> _CONSIGNES_
Dans l'extrait d'entretien ci-dessous, remplace « morceaux » par « chansons » et recopie le passage qui va de « Parler d’enfants permet » à « morceaux (rires) ! ».

> _EXTRAIT D'ENTRETIEN_
=-=-=

Non, vraiment. “Réalité Rap Musique” c’est juste l’étape d’après. Chaque projet est plus incroyable que le précédent, chaque morceau est une frappe, un morceau que j’offre à mon public et que j’aime comme mon enfant (que je n’ai pas encore) ; il n’y pas de calcul ni de stratégie.
Parler d’enfants permet de faire la transition parfaite sur un autre thème qui revient souvent dans tes morceaux : la famille. Ta famille t’a-t-elle aidé à devenir l’artiste que tu es aujourd’hui ?
Elle m’a plus qu’aidé ; elle a fait de moi la personne que je suis maintenant et vu que ma musique c’est réalité rap musique… il n’y a aucune différence entre la personne et l’artiste. Cependant je n’arrive pas encore à dire à quel point, je n’ai pas fini ma réflexion là-dessus mais pas grave, ça m’aidera à faire d’autres morceaux (rires) !

=-=-=

(Fiches d'annotation de régions)
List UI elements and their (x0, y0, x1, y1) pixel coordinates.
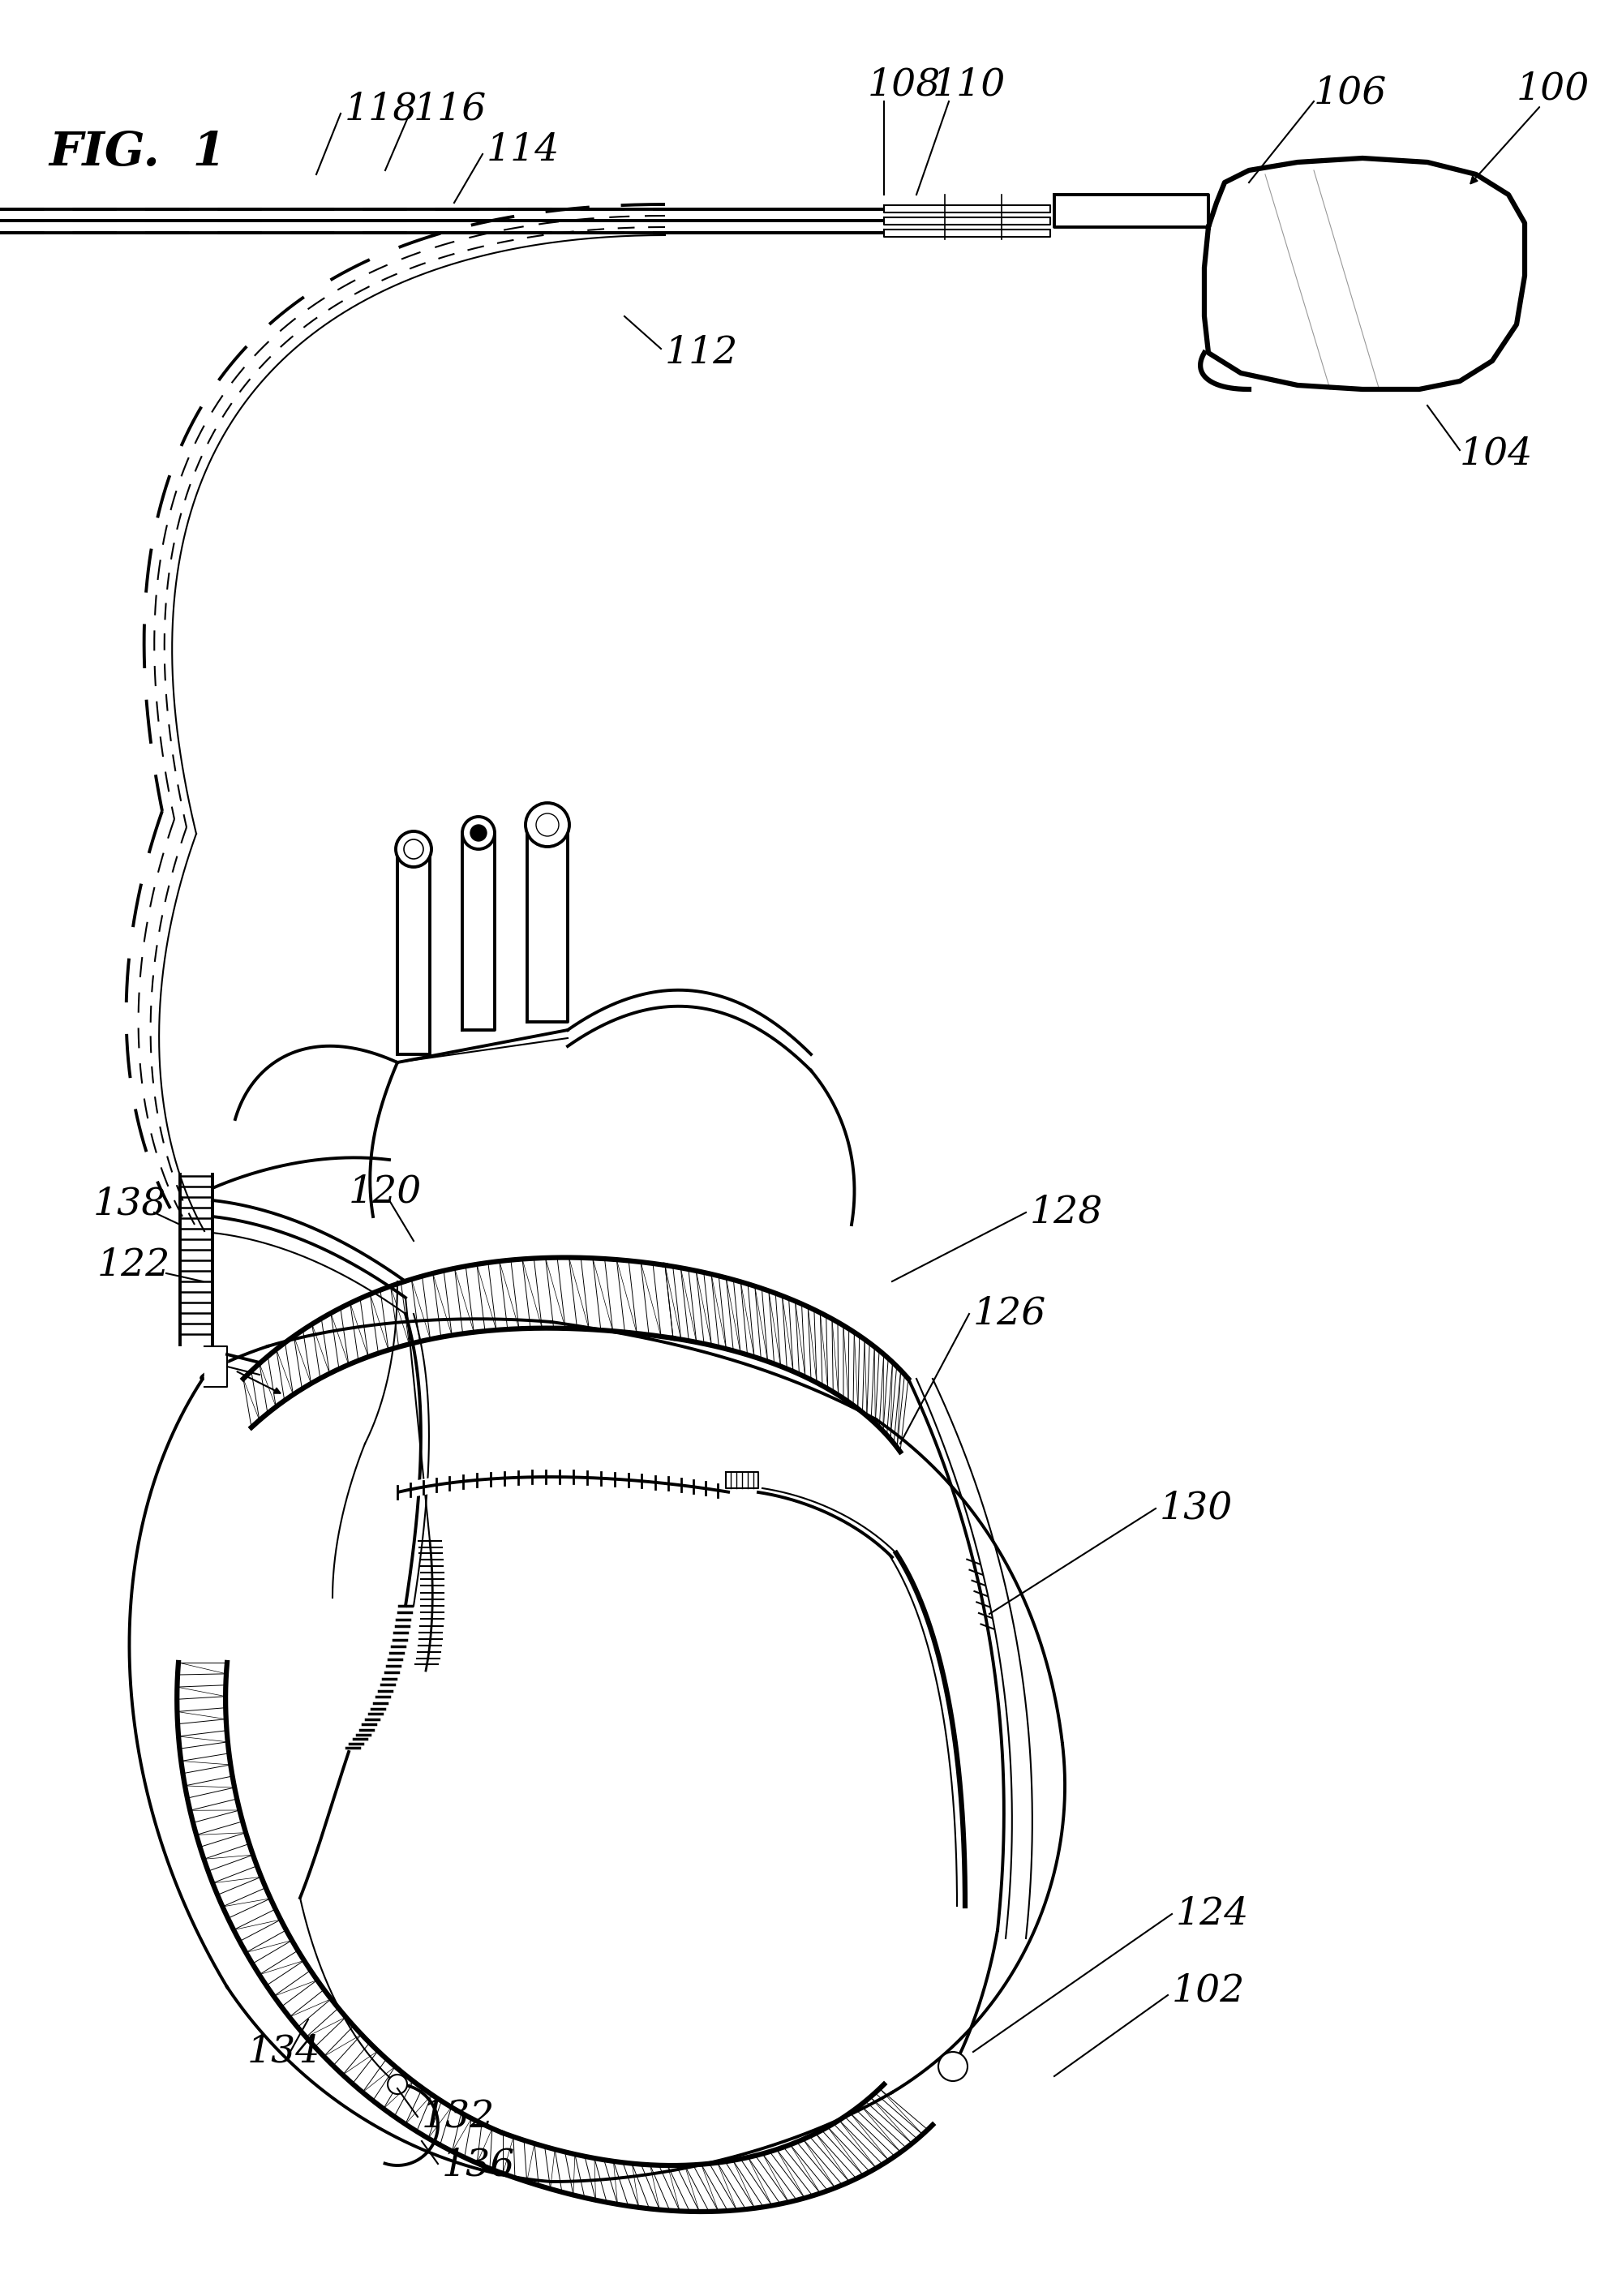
Text: 124: 124 (1176, 1896, 1249, 1933)
Text: 112: 112 (665, 335, 738, 372)
Polygon shape (1054, 195, 1208, 227)
Text: FIG.  1: FIG. 1 (49, 131, 225, 174)
Text: 130: 130 (1160, 1490, 1233, 1527)
Circle shape (462, 817, 495, 850)
Text: 132: 132 (422, 2099, 495, 2135)
Text: 106: 106 (1314, 76, 1387, 113)
Text: 134: 134 (247, 2034, 321, 2071)
Circle shape (526, 804, 569, 847)
Text: 128: 128 (1030, 1194, 1103, 1231)
Circle shape (535, 813, 558, 836)
Polygon shape (884, 218, 1051, 225)
Text: 102: 102 (1171, 1972, 1246, 2009)
Text: 108: 108 (868, 67, 941, 103)
Text: 118: 118 (344, 92, 418, 129)
Polygon shape (884, 204, 1051, 214)
Polygon shape (397, 852, 430, 1054)
Text: 114: 114 (487, 131, 560, 168)
Text: 116: 116 (414, 92, 487, 129)
Text: 104: 104 (1460, 436, 1533, 473)
Text: 126: 126 (973, 1295, 1046, 1332)
Polygon shape (204, 1345, 227, 1387)
Circle shape (396, 831, 431, 868)
Text: 120: 120 (349, 1173, 422, 1210)
Circle shape (938, 2053, 967, 2080)
Text: 138: 138 (94, 1187, 167, 1224)
Text: 100: 100 (1517, 71, 1590, 108)
Circle shape (470, 824, 487, 840)
Polygon shape (727, 1472, 759, 1488)
Text: 122: 122 (97, 1247, 170, 1283)
Polygon shape (462, 836, 495, 1031)
Text: 136: 136 (441, 2147, 516, 2183)
Text: 110: 110 (933, 67, 1006, 103)
Polygon shape (1204, 158, 1525, 390)
Circle shape (388, 2076, 407, 2094)
Polygon shape (884, 230, 1051, 236)
Polygon shape (527, 827, 568, 1022)
Circle shape (404, 840, 423, 859)
Polygon shape (397, 1031, 568, 1063)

=-=-=

> _RÉPONSE_
Parler d’enfants permet de faire la transition parfaite sur un autre thème qui revient souvent dans tes chansons : la famille. Ta famille t’a-t-elle aidé à devenir l’artiste que tu es aujourd’hui ?
Elle m’a plus qu’aidé ; elle a fait de moi la personne que je suis maintenant et vu que ma musique c’est réalité rap musique… il n’y a aucune différence entre la personne et l’artiste. Cependant je n’arrive pas encore à dire à quel point, je n’ai pas fini ma réflexion là-dessus mais pas grave, ça m’aidera à faire d’autres chansons (rires) !